Your goal: Check each line of the listing below for the string "children", and copy the ones that have it.

Data provided:
_____

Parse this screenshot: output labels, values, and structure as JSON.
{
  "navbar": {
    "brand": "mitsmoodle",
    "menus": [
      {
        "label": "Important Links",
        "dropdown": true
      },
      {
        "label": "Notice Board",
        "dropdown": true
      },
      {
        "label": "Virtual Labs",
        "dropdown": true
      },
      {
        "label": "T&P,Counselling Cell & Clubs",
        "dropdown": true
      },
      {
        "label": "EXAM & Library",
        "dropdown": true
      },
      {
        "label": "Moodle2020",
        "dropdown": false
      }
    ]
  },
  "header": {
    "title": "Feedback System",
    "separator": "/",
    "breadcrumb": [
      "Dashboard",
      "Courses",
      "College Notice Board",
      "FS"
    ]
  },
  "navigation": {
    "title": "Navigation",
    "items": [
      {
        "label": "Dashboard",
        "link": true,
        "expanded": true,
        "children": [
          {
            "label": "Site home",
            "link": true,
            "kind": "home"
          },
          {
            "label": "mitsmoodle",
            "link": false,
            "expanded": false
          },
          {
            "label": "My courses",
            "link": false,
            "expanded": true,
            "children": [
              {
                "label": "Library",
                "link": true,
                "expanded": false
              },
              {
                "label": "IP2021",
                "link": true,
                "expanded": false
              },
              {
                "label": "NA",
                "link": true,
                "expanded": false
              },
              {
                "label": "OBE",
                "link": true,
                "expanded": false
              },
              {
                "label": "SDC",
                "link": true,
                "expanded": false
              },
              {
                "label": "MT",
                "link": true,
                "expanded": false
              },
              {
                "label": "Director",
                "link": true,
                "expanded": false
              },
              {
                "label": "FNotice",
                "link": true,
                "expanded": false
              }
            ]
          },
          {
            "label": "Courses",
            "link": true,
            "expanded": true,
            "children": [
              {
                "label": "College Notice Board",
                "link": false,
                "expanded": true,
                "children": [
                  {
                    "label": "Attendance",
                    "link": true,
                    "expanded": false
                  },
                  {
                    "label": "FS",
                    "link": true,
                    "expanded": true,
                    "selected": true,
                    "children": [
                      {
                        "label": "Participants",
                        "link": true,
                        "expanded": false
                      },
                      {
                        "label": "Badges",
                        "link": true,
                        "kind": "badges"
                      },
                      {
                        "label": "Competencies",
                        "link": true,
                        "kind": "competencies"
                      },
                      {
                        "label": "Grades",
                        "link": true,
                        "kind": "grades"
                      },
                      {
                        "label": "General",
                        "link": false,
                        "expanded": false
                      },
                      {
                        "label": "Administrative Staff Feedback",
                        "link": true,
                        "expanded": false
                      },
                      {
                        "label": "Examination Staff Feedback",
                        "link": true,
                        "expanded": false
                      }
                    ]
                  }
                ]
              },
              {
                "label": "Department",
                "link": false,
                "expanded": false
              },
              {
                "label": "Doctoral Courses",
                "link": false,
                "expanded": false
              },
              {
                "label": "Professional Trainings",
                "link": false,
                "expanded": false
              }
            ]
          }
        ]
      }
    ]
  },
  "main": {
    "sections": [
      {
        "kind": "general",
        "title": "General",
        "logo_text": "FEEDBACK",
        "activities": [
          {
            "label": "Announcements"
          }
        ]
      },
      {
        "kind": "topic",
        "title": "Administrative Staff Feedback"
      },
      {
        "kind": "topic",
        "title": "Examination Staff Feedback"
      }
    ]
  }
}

_____

Completed task:
        "children": [
            "children": [
            "children": [
                "children": [
                    "children": [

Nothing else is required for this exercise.